From Table 1, it can be seen that for the stoichiometric Ni75Al25-xFex alloy, Fe and Al atoms occupied B sites in common, whereas the dependence of the anti-site behavior of Al atoms on composition is relatively weak. The anti-site behavior of Fe atoms becomes stronger and stronger with increasing Fe content.
Fig. 1 Temporal evolution of atomic SOP on B sites
Table 1 At equilibrium state, variations laws of atomic site occupation probability in L12-Ni3(Al1-xFex) with increasing Fe content
3.2 Evolution of volume fraction of L12-Ni3(Al1-xFex)
Figure 2 displays the variation of the volume fraction of L12-Ni3(Al1-xFex) as a function of time. For xFe=0.05% alloy, due to the addition of noise item in high temperature, the incubation period of the precipitation shows a disordering fluctuation before 5000 time steps. Then, the volume fraction of L12 phases increases quickly and reaches the maximum at the 15000 time steps, which corresponds to a quick growth stage of L12 phases. Within 15000 to 20000 time steps, the volume fraction increases slowly and gradually tends to be equilibrium, which is the coarsening stage of L12 phases. From Figs. 1(b) and (d) and Fig. 2, it is noticed that during the incubation period of the precipitation, the SOP of Fe atoms on both A and B sites is also abnormal which is consistent with the state of the volume fraction. From 5000 to 10000 time step, the SOP of Fe atoms on B sites gradually increases, and decreases on A sites. At the later stage of the growth of L12 phases (10000-15000 time steps), the SOP of Fe atoms on both A and B sites approaches to the equilibrium, and then keep unchanged. As a result, it shows that the site occupation of Fe atoms is already accomplished before the growth of L12 phase finishes. Furthermore, with increasing Fe content, the time of the SOP of Fe atoms arriving at the equilibrium is much earlier than that of the volume fraction of L12 phase, which indicates that the evolution of atomic SOP is already completed at the much earlier stage of the growth of L12 phases, and there is almost no change at the later stage of the growth and coarsening stage of L12 phases.
Fig. 2 Variation of volume fraction with different Fe contents
3.3 Variation of long-range order (LRO) parameter and concentration
Figure 3 shows the variation of LRO parameter and concentration of Al atoms in L12 phase with xFe=0 and 0.10% alloys. From Fig. 3(a), it can be seen that at 3000 time steps, the LRO parameter shows the larger fluctuation and continuous increase, and then reaches the equilibrium value (about 1) at 4800 time steps. Then, the curves of LRO parameter keep almost unchanged in their height although the width is broadened, which corresponds to the coarsening stage of L12 phases. Whereas, at the initial stage of aging, the value of concentration only exhibits smaller fluctuation and slower decrease, and finally reaches the equilibrium value (Fig. 3(b)). From the variation of LRO parameter and concentration curves, it can be indicated that the precipitation mechanism of L12 phases has the characteristic of spinodal decomposition.

Data segment -
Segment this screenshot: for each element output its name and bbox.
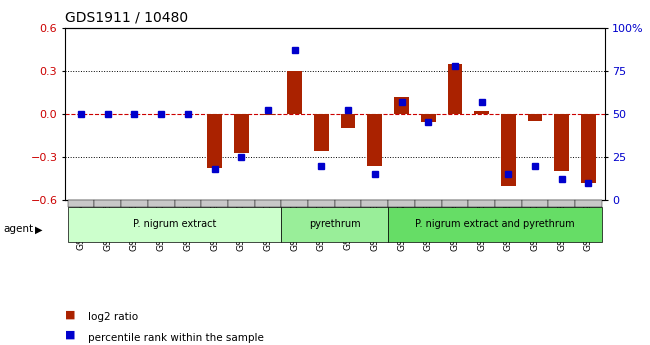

To do -
Update the text from "Fig. 1 Temporal" up to and including "of volume fraction of L12-Ni3(Al1-xFex)", replacing "volume fraction" with "phase fraction". Work from the text alone and not from the data.

Complete output -
Fig. 1 Temporal evolution of atomic SOP on B sites
Table 1 At equilibrium state, variations laws of atomic site occupation probability in L12-Ni3(Al1-xFex) with increasing Fe content
3.2 Evolution of phase fraction of L12-Ni3(Al1-xFex)